**Your instructions**
Leave out any picture and return the remaining listing below exactly as given.

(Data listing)
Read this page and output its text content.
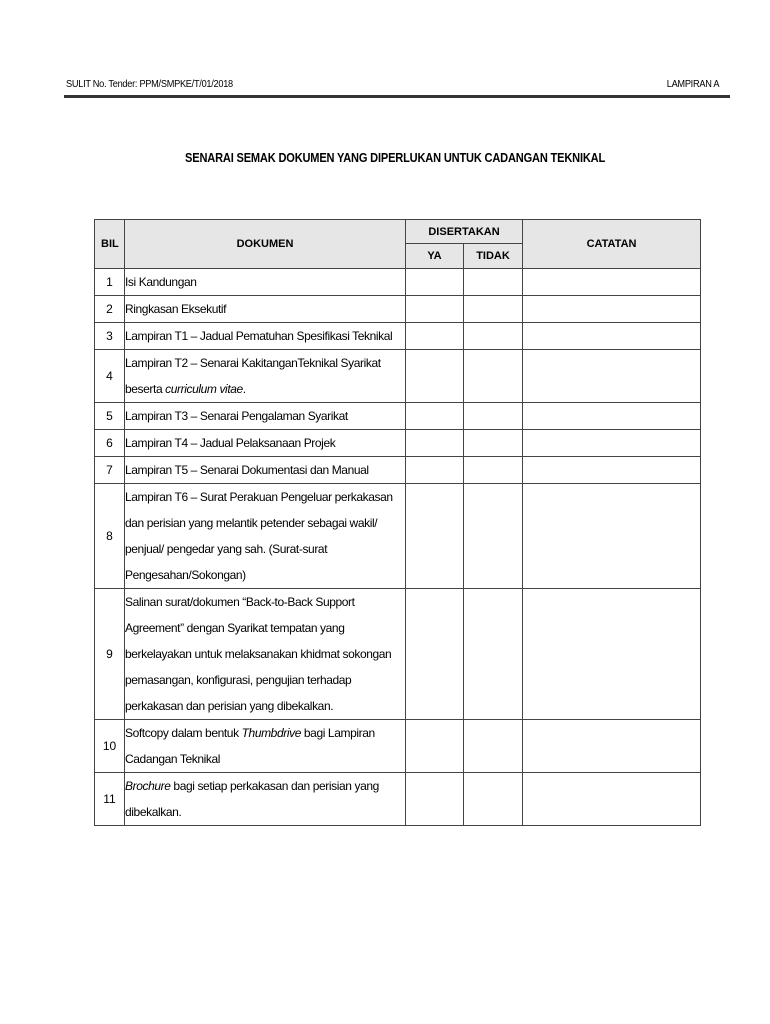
SULIT No. Tender: PPM/SMPKE/T/01/2018	LAMPIRAN A
SENARAI SEMAK DOKUMEN YANG DIPERLUKAN UNTUK CADANGAN TEKNIKAL
BIL	DOKUMEN	DISERTAKAN		CATATAN
		YA	TIDAK	
1	Isi Kandungan			
2	Ringkasan Eksekutif			
3	Lampiran T1 – Jadual Pematuhan Spesifikasi Teknikal			
4	Lampiran T2 – Senarai KakitanganTeknikal Syarikat beserta curriculum vitae.			
5	Lampiran T3 – Senarai Pengalaman Syarikat			
6	Lampiran T4 – Jadual Pelaksanaan Projek			
7	Lampiran T5 – Senarai Dokumentasi dan Manual			
8	Lampiran T6 – Surat Perakuan Pengeluar perkakasan dan perisian yang melantik petender sebagai wakil/ penjual/ pengedar yang sah. (Surat-surat Pengesahan/Sokongan)			
9	Salinan surat/dokumen “Back-to-Back Support Agreement” dengan Syarikat tempatan yang berkelayakan untuk melaksanakan khidmat sokongan pemasangan, konfigurasi, pengujian terhadap perkakasan dan perisian yang dibekalkan.			
10	Softcopy dalam bentuk Thumbdrive bagi Lampiran Cadangan Teknikal			
11	Brochure bagi setiap perkakasan dan perisian yang dibekalkan.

**Correct result**
Read this page and output its text content.
SULIT No. Tender: PPM/SMPKE/T/01/2018	LAMPIRAN A
SENARAI SEMAK DOKUMEN YANG DIPERLUKAN UNTUK CADANGAN TEKNIKAL
BIL	DOKUMEN	DISERTAKAN		CATATAN
		YA	TIDAK	
1	Isi Kandungan			
2	Ringkasan Eksekutif			
3	Lampiran T1 – Jadual Pematuhan Spesifikasi Teknikal			
4	Lampiran T2 – Senarai KakitanganTeknikal Syarikat beserta curriculum vitae.			
5	Lampiran T3 – Senarai Pengalaman Syarikat			
6	Lampiran T4 – Jadual Pelaksanaan Projek			
7	Lampiran T5 – Senarai Dokumentasi dan Manual			
8	Lampiran T6 – Surat Perakuan Pengeluar perkakasan dan perisian yang melantik petender sebagai wakil/ penjual/ pengedar yang sah. (Surat-surat Pengesahan/Sokongan)			
9	Salinan surat/dokumen “Back-to-Back Support Agreement” dengan Syarikat tempatan yang berkelayakan untuk melaksanakan khidmat sokongan pemasangan, konfigurasi, pengujian terhadap perkakasan dan perisian yang dibekalkan.			
10	Softcopy dalam bentuk Thumbdrive bagi Lampiran Cadangan Teknikal			
11	Brochure bagi setiap perkakasan dan perisian yang dibekalkan.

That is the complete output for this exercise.